What is being asked:
In the data below, locate each line with the word "Personnel" and list it.

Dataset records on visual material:
= = =

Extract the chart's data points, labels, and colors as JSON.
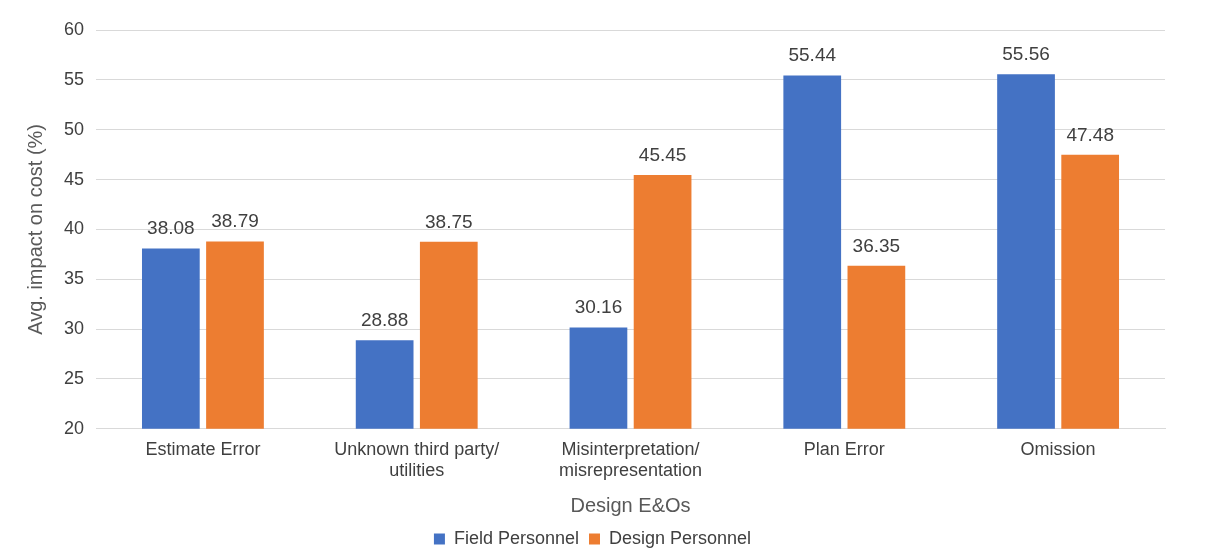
{
  "chart_data": {
    "type": "bar",
    "xlabel": "Design E&Os",
    "ylabel": "Avg. impact on cost (%)",
    "categories": [
      "Estimate Error",
      "Unknown third party/ utilities",
      "Misinterpretation/ misrepresentation",
      "Plan Error",
      "Omission"
    ],
    "series": [
      {
        "name": "Field Personnel",
        "color": "#4472c4",
        "values": [
          38.08,
          28.88,
          30.16,
          55.44,
          55.56
        ]
      },
      {
        "name": "Design Personnel",
        "color": "#ed7d31",
        "values": [
          38.79,
          38.75,
          45.45,
          36.35,
          47.48
        ]
      }
    ],
    "ylim": [
      20,
      60
    ],
    "yticks": [
      20,
      25,
      30,
      35,
      40,
      45,
      50,
      55,
      60
    ],
    "grid": "y",
    "legend": "bottom",
    "data_labels": true
  }
}
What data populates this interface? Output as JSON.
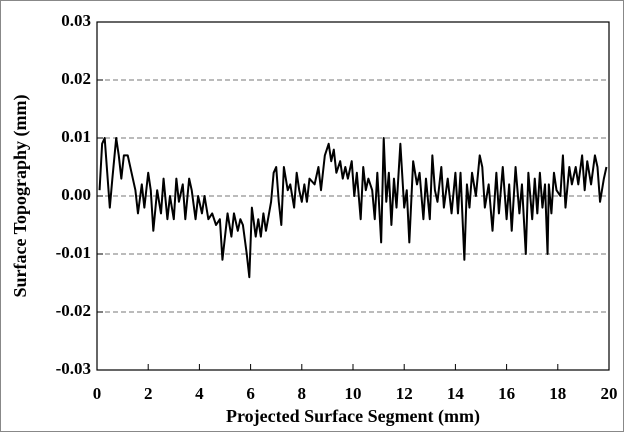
{
  "chart_data": {
    "type": "line",
    "x_label": "Projected Surface Segment (mm)",
    "y_label": "Surface Topography (mm)",
    "xlim": [
      0,
      20
    ],
    "xticks": [
      0,
      2,
      4,
      6,
      8,
      10,
      12,
      14,
      16,
      18,
      20
    ],
    "ylim": [
      -0.03,
      0.03
    ],
    "yticks": [
      -0.03,
      -0.02,
      -0.01,
      {
        "value": 0,
        "label": "0.00"
      },
      0.01,
      0.02,
      0.03
    ],
    "grid": true,
    "series": [
      {
        "color": "#000000",
        "x": [
          0.1,
          0.2,
          0.3,
          0.4,
          0.5,
          0.6,
          0.75,
          0.85,
          0.95,
          1.05,
          1.2,
          1.35,
          1.5,
          1.6,
          1.75,
          1.85,
          2.0,
          2.1,
          2.2,
          2.35,
          2.5,
          2.6,
          2.75,
          2.85,
          3.0,
          3.1,
          3.2,
          3.35,
          3.45,
          3.6,
          3.7,
          3.85,
          3.95,
          4.1,
          4.2,
          4.35,
          4.5,
          4.65,
          4.8,
          4.9,
          5.0,
          5.1,
          5.25,
          5.35,
          5.5,
          5.6,
          5.7,
          5.85,
          5.95,
          6.05,
          6.2,
          6.3,
          6.4,
          6.5,
          6.6,
          6.8,
          6.9,
          7.0,
          7.1,
          7.2,
          7.3,
          7.45,
          7.55,
          7.7,
          7.8,
          7.9,
          8.0,
          8.1,
          8.2,
          8.3,
          8.5,
          8.65,
          8.75,
          8.9,
          9.05,
          9.15,
          9.25,
          9.35,
          9.5,
          9.6,
          9.7,
          9.8,
          9.95,
          10.05,
          10.15,
          10.3,
          10.4,
          10.5,
          10.6,
          10.75,
          10.85,
          10.95,
          11.1,
          11.2,
          11.3,
          11.4,
          11.5,
          11.6,
          11.7,
          11.85,
          12.0,
          12.1,
          12.2,
          12.35,
          12.5,
          12.6,
          12.75,
          12.85,
          13.0,
          13.1,
          13.2,
          13.3,
          13.45,
          13.55,
          13.7,
          13.85,
          14.0,
          14.1,
          14.2,
          14.35,
          14.45,
          14.55,
          14.65,
          14.8,
          14.95,
          15.05,
          15.15,
          15.3,
          15.45,
          15.6,
          15.7,
          15.85,
          16.0,
          16.1,
          16.2,
          16.35,
          16.5,
          16.6,
          16.75,
          16.85,
          17.0,
          17.1,
          17.2,
          17.3,
          17.4,
          17.5,
          17.6,
          17.65,
          17.75,
          17.85,
          17.95,
          18.1,
          18.2,
          18.3,
          18.45,
          18.55,
          18.7,
          18.8,
          18.95,
          19.05,
          19.15,
          19.3,
          19.45,
          19.55,
          19.65,
          19.8,
          19.9
        ],
        "values": [
          0.001,
          0.009,
          0.01,
          0.004,
          -0.002,
          0.003,
          0.01,
          0.007,
          0.003,
          0.007,
          0.007,
          0.004,
          0.001,
          -0.003,
          0.002,
          -0.002,
          0.004,
          0.001,
          -0.006,
          0.001,
          -0.003,
          0.003,
          -0.004,
          0.0,
          -0.004,
          0.003,
          -0.001,
          0.002,
          -0.004,
          0.003,
          0.001,
          -0.004,
          0.0,
          -0.003,
          0.0,
          -0.004,
          -0.003,
          -0.005,
          -0.004,
          -0.011,
          -0.007,
          -0.003,
          -0.007,
          -0.003,
          -0.006,
          -0.004,
          -0.005,
          -0.01,
          -0.014,
          -0.002,
          -0.007,
          -0.004,
          -0.007,
          -0.003,
          -0.006,
          -0.001,
          0.004,
          0.005,
          -0.001,
          -0.005,
          0.005,
          0.001,
          0.002,
          -0.002,
          0.004,
          0.001,
          -0.001,
          0.002,
          -0.001,
          0.003,
          0.002,
          0.005,
          0.001,
          0.007,
          0.009,
          0.006,
          0.008,
          0.004,
          0.006,
          0.003,
          0.005,
          0.003,
          0.006,
          0.0,
          0.004,
          -0.004,
          0.005,
          0.001,
          0.003,
          0.001,
          -0.004,
          0.004,
          -0.008,
          0.01,
          -0.001,
          0.004,
          -0.005,
          0.003,
          -0.002,
          0.009,
          -0.002,
          0.001,
          -0.008,
          0.006,
          0.002,
          0.004,
          -0.004,
          0.003,
          -0.004,
          0.007,
          0.001,
          -0.001,
          0.005,
          -0.002,
          0.003,
          -0.003,
          0.004,
          -0.003,
          0.004,
          -0.011,
          0.002,
          -0.002,
          0.004,
          0.0,
          0.007,
          0.005,
          -0.002,
          0.002,
          -0.006,
          0.004,
          -0.003,
          0.005,
          -0.004,
          0.002,
          -0.006,
          0.005,
          -0.003,
          0.002,
          -0.01,
          0.004,
          -0.004,
          0.003,
          -0.003,
          0.004,
          -0.002,
          0.002,
          -0.01,
          0.002,
          -0.003,
          0.004,
          0.001,
          0.0,
          0.007,
          -0.002,
          0.005,
          0.002,
          0.005,
          0.002,
          0.007,
          0.001,
          0.006,
          0.002,
          0.007,
          0.005,
          -0.001,
          0.003,
          0.005
        ]
      }
    ]
  }
}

= = =

Worked answer:
        "name": "Field Personnel",
        "name": "Design Personnel",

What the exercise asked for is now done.